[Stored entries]
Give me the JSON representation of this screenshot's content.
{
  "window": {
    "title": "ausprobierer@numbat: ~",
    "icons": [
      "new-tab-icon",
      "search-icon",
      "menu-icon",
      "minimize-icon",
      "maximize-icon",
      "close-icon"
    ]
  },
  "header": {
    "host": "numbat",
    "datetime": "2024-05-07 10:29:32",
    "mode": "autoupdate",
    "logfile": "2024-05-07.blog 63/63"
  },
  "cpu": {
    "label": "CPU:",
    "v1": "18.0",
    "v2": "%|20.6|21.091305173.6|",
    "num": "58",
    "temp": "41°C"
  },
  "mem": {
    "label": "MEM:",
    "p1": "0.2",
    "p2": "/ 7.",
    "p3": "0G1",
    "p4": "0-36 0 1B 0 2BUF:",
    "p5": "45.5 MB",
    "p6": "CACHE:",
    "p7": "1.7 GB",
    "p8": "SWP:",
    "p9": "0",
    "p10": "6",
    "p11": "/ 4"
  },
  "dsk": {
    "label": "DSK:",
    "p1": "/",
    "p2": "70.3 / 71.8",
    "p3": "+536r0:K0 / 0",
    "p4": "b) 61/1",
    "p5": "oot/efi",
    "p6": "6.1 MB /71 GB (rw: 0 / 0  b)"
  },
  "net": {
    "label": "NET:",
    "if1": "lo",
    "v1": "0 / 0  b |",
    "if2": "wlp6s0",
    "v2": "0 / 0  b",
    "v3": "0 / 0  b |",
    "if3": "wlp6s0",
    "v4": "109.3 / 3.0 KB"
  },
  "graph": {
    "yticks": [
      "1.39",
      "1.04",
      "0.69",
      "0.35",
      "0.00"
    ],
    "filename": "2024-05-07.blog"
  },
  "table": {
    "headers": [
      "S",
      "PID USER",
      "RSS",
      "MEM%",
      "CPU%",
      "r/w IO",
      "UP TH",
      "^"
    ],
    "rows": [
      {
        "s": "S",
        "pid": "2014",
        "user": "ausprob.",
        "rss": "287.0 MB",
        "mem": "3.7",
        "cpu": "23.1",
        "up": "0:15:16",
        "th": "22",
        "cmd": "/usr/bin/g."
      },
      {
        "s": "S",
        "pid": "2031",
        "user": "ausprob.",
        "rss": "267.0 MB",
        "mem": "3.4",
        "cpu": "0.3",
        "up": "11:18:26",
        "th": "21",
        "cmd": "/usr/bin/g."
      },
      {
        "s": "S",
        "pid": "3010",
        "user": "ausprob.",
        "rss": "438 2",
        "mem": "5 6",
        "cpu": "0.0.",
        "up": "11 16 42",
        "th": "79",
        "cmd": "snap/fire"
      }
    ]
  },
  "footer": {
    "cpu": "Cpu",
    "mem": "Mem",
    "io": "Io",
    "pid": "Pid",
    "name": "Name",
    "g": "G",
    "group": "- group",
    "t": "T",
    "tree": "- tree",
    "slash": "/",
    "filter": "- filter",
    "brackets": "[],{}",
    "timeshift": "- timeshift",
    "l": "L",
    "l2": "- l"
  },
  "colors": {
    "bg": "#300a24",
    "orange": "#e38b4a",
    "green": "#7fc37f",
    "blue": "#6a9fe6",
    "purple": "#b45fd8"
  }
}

==

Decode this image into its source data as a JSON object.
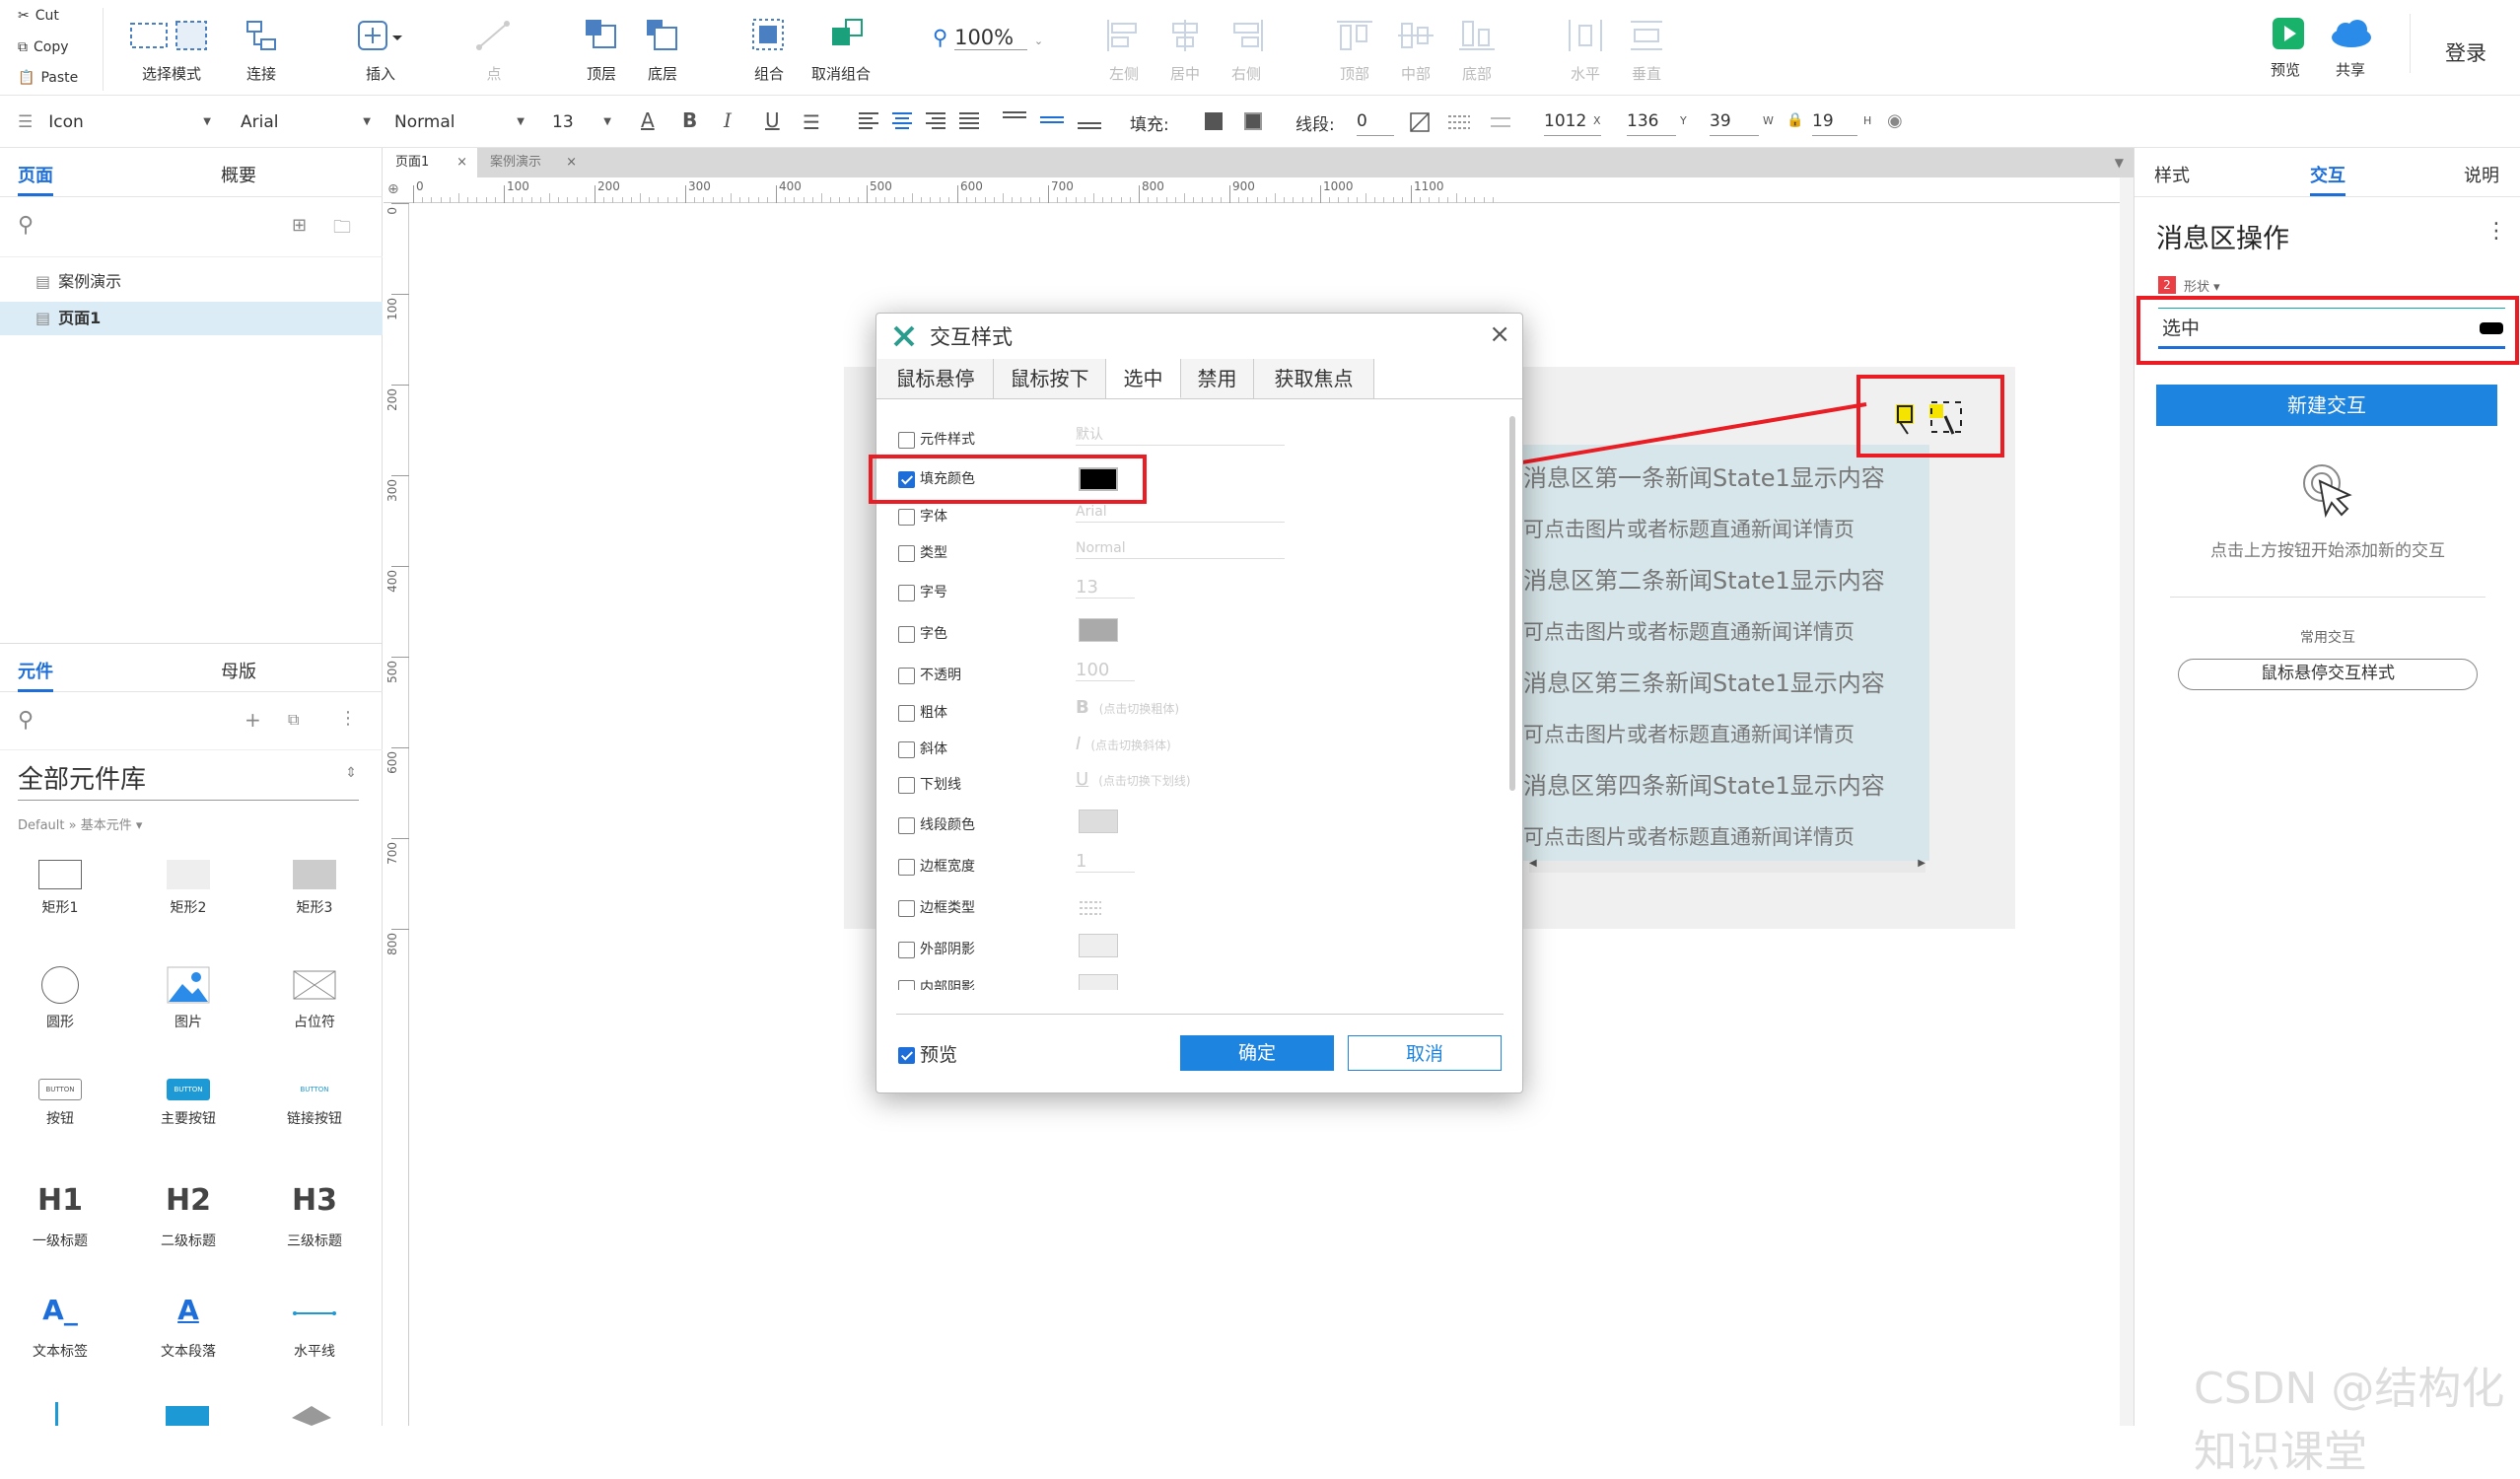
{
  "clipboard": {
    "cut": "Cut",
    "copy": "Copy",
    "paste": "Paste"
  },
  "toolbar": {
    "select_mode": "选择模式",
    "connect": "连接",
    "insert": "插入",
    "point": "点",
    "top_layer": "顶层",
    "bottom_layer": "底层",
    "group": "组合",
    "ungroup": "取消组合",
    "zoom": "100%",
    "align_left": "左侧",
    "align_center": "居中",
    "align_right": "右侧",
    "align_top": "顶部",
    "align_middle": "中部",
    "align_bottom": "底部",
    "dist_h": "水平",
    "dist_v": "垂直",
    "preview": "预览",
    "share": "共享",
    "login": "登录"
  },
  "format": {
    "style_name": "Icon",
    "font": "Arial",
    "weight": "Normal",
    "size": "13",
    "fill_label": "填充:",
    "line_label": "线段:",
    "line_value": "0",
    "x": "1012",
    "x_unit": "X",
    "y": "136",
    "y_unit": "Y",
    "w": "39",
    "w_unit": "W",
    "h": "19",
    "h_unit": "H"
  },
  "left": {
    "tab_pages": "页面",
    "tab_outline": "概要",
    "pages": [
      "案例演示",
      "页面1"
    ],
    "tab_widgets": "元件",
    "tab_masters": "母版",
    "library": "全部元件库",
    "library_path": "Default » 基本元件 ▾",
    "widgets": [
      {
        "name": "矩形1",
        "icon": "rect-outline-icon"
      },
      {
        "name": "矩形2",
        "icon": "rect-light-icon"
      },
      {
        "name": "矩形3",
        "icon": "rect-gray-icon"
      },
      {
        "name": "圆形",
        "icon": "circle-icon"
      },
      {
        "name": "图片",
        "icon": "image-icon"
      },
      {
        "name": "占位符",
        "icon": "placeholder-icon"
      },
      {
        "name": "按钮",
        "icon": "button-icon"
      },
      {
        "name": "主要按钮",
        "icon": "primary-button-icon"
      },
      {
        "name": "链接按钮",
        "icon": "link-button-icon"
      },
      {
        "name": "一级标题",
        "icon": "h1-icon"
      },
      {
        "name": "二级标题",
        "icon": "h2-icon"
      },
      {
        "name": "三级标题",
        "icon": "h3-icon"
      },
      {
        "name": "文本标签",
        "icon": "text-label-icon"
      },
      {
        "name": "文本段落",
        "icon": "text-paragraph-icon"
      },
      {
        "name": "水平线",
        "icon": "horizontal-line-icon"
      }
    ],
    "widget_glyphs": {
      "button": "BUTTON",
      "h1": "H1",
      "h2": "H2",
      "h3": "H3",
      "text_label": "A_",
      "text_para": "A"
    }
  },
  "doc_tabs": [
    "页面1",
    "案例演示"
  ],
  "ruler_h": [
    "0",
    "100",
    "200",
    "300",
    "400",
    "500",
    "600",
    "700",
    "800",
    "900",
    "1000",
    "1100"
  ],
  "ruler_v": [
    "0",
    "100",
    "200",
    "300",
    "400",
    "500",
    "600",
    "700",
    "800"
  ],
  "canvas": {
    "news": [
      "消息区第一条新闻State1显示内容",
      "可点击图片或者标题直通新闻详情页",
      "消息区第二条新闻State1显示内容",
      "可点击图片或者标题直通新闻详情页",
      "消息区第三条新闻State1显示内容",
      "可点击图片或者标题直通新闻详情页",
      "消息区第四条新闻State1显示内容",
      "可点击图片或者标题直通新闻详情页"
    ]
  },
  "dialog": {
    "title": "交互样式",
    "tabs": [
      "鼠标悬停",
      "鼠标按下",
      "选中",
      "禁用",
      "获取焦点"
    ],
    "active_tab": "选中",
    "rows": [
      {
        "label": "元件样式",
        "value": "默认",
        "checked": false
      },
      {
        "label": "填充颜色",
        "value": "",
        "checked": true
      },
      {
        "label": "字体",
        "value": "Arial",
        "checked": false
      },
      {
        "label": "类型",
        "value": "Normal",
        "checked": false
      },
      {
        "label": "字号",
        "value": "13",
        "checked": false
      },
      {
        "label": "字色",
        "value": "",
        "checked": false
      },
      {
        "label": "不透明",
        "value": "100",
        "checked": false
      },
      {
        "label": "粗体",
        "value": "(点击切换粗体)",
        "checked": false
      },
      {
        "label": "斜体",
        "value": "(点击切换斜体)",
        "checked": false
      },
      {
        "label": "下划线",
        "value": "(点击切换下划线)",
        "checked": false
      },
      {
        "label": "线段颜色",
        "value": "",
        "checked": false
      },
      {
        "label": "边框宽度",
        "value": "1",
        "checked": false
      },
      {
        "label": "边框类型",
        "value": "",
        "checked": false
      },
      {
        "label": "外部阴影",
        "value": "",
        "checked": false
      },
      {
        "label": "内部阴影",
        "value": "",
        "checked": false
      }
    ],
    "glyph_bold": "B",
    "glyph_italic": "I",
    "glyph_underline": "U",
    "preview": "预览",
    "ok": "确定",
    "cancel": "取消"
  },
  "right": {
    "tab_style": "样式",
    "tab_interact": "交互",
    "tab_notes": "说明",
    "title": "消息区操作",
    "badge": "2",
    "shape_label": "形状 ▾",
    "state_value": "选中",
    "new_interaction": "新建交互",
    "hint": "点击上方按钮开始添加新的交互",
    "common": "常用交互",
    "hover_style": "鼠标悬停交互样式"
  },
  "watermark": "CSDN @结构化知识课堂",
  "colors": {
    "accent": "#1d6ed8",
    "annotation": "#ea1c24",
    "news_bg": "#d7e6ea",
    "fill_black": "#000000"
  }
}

• _Task objective_
Copy each line of the data above that holds "image".

• _Answer for the task_
Decode this image into its source data as a JSON object.
        "icon": "image-icon"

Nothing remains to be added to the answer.